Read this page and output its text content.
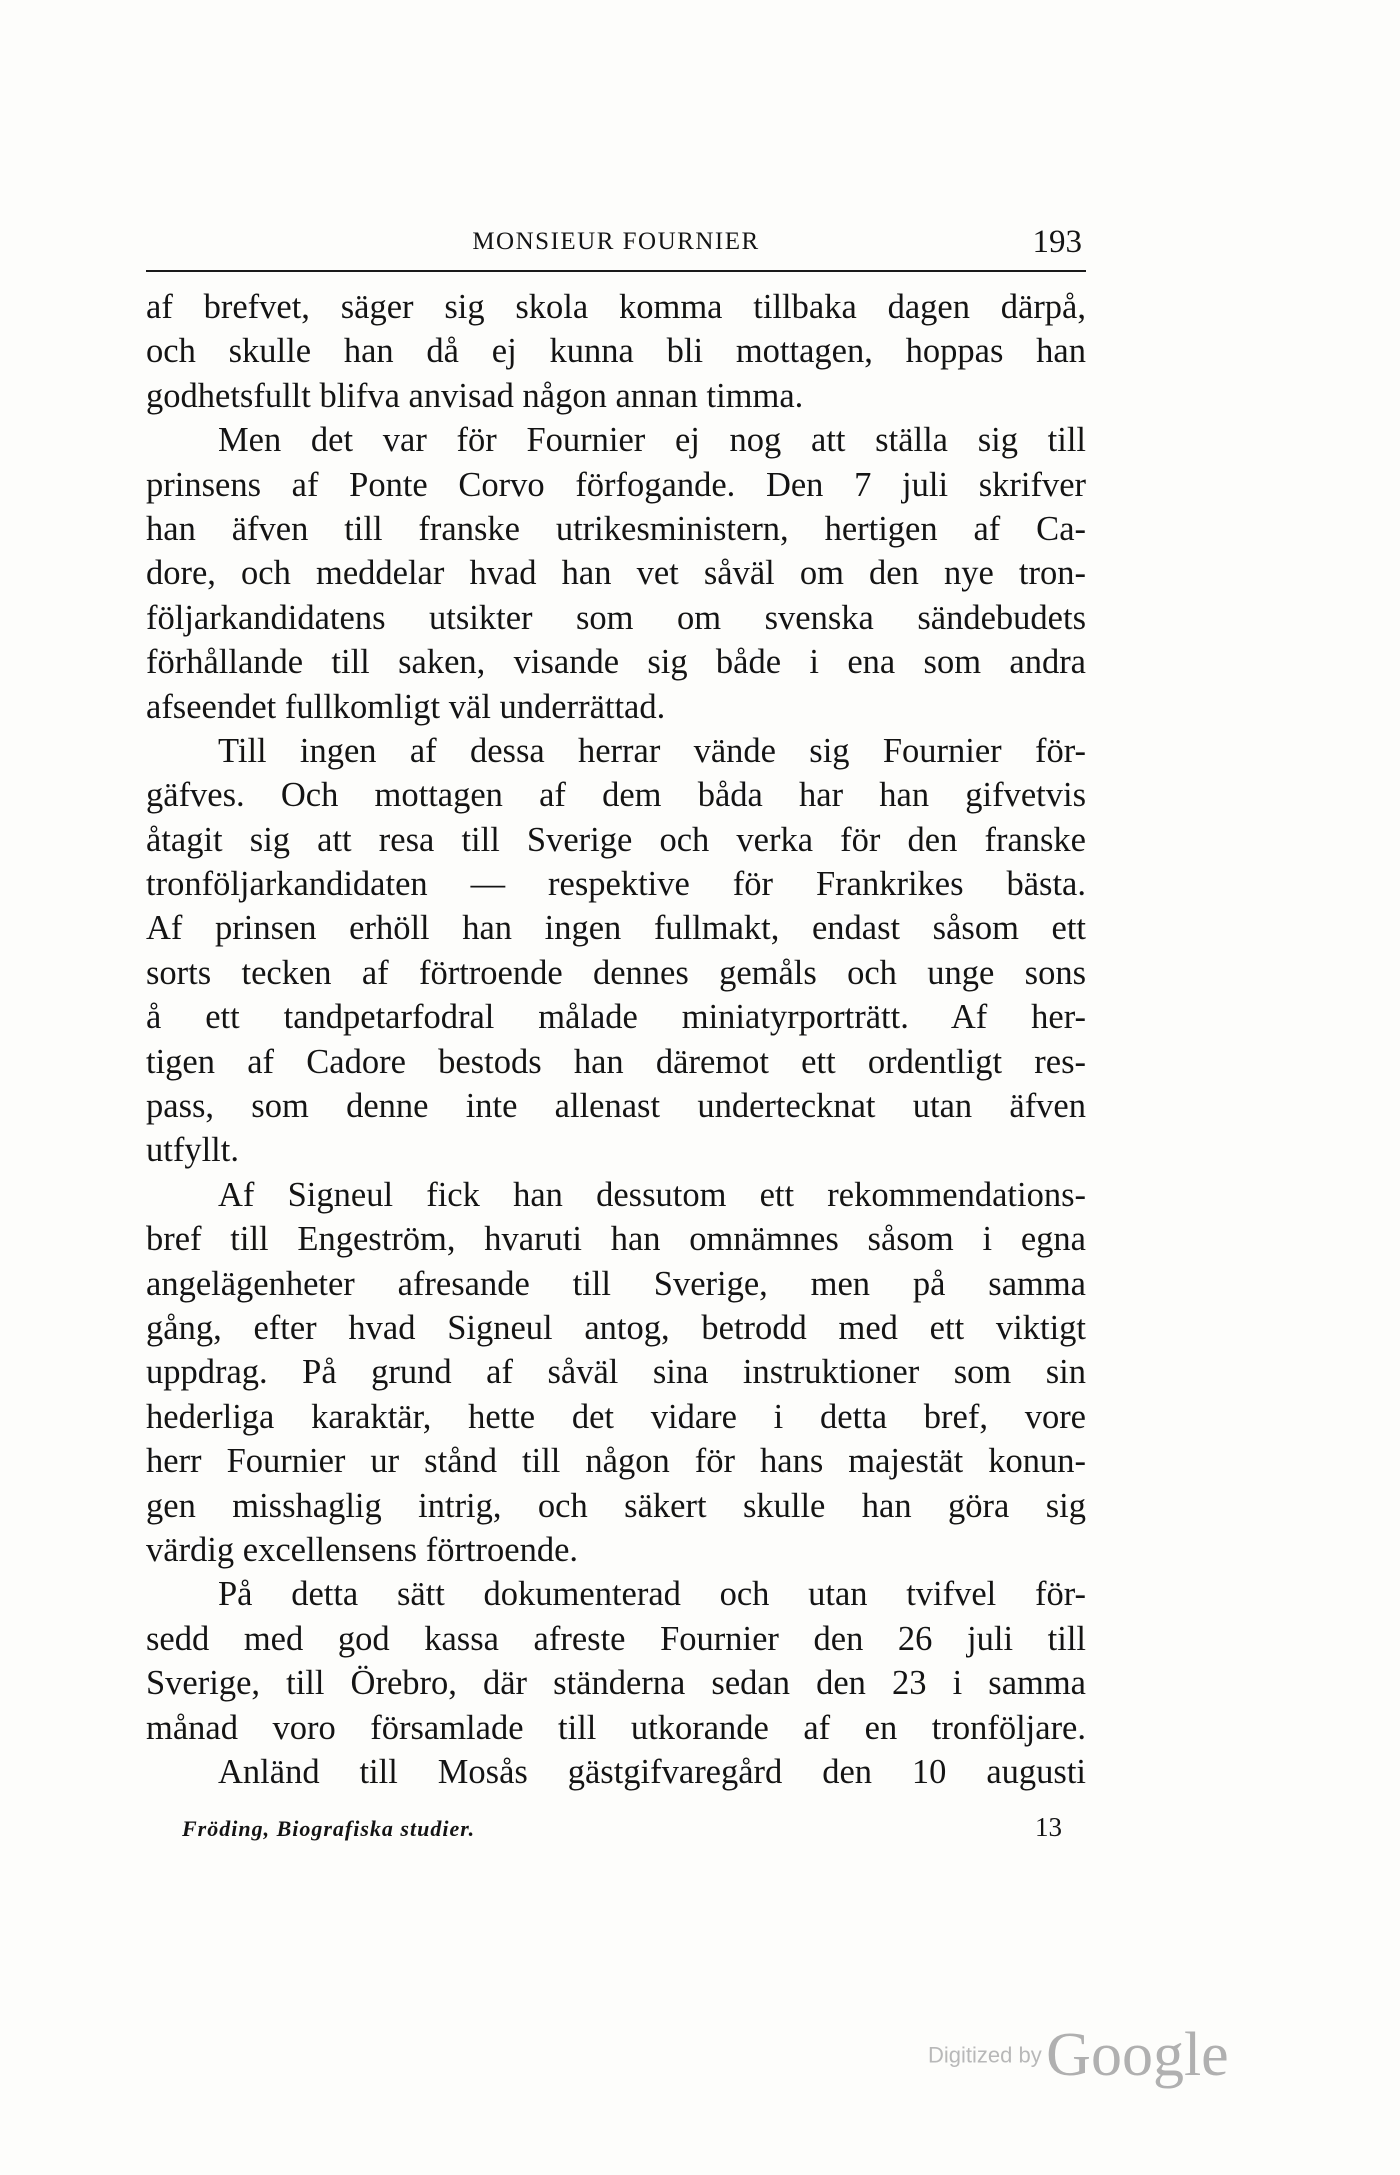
MONSIEUR FOURNIER	193
af brefvet, säger sig skola komma tillbaka dagen därpå,
och skulle han då ej kunna bli mottagen, hoppas han
godhetsfullt blifva anvisad någon annan timma.
Men det var för Fournier ej nog att ställa sig till
prinsens af Ponte Corvo förfogande. Den 7 juli skrifver
han äfven till franske utrikesministern, hertigen af Ca-
dore, och meddelar hvad han vet såväl om den nye tron-
följarkandidatens utsikter som om svenska sändebudets
förhållande till saken, visande sig både i ena som andra
afseendet fullkomligt väl underrättad.
Till ingen af dessa herrar vände sig Fournier för-
gäfves. Och mottagen af dem båda har han gifvetvis
åtagit sig att resa till Sverige och verka för den franske
tronföljarkandidaten — respektive för Frankrikes bästa.
Af prinsen erhöll han ingen fullmakt, endast såsom ett
sorts tecken af förtroende dennes gemåls och unge sons
å ett tandpetarfodral målade miniatyrporträtt. Af her-
tigen af Cadore bestods han däremot ett ordentligt res-
pass, som denne inte allenast undertecknat utan äfven
utfyllt.
Af Signeul fick han dessutom ett rekommendations-
bref till Engeström, hvaruti han omnämnes såsom i egna
angelägenheter afresande till Sverige, men på samma
gång, efter hvad Signeul antog, betrodd med ett viktigt
uppdrag. På grund af såväl sina instruktioner som sin
hederliga karaktär, hette det vidare i detta bref, vore
herr Fournier ur stånd till någon för hans majestät konun-
gen misshaglig intrig, och säkert skulle han göra sig
värdig excellensens förtroende.
På detta sätt dokumenterad och utan tvifvel för-
sedd med god kassa afreste Fournier den 26 juli till
Sverige, till Örebro, där ständerna sedan den 23 i samma
månad voro församlade till utkorande af en tronföljare.
Anländ till Mosås gästgifvaregård den 10 augusti
Fröding, Biografiska studier.	13
Digitized by Google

Work required: Transcribe all the records above word for word, without their images.

Task response:
Read this page and output its text content.
MONSIEUR FOURNIER	193
af brefvet, säger sig skola komma tillbaka dagen därpå,
och skulle han då ej kunna bli mottagen, hoppas han
godhetsfullt blifva anvisad någon annan timma.
Men det var för Fournier ej nog att ställa sig till
prinsens af Ponte Corvo förfogande. Den 7 juli skrifver
han äfven till franske utrikesministern, hertigen af Ca-
dore, och meddelar hvad han vet såväl om den nye tron-
följarkandidatens utsikter som om svenska sändebudets
förhållande till saken, visande sig både i ena som andra
afseendet fullkomligt väl underrättad.
Till ingen af dessa herrar vände sig Fournier för-
gäfves. Och mottagen af dem båda har han gifvetvis
åtagit sig att resa till Sverige och verka för den franske
tronföljarkandidaten — respektive för Frankrikes bästa.
Af prinsen erhöll han ingen fullmakt, endast såsom ett
sorts tecken af förtroende dennes gemåls och unge sons
å ett tandpetarfodral målade miniatyrporträtt. Af her-
tigen af Cadore bestods han däremot ett ordentligt res-
pass, som denne inte allenast undertecknat utan äfven
utfyllt.
Af Signeul fick han dessutom ett rekommendations-
bref till Engeström, hvaruti han omnämnes såsom i egna
angelägenheter afresande till Sverige, men på samma
gång, efter hvad Signeul antog, betrodd med ett viktigt
uppdrag. På grund af såväl sina instruktioner som sin
hederliga karaktär, hette det vidare i detta bref, vore
herr Fournier ur stånd till någon för hans majestät konun-
gen misshaglig intrig, och säkert skulle han göra sig
värdig excellensens förtroende.
På detta sätt dokumenterad och utan tvifvel för-
sedd med god kassa afreste Fournier den 26 juli till
Sverige, till Örebro, där ständerna sedan den 23 i samma
månad voro församlade till utkorande af en tronföljare.
Anländ till Mosås gästgifvaregård den 10 augusti
Fröding, Biografiska studier.	13
Digitized by Google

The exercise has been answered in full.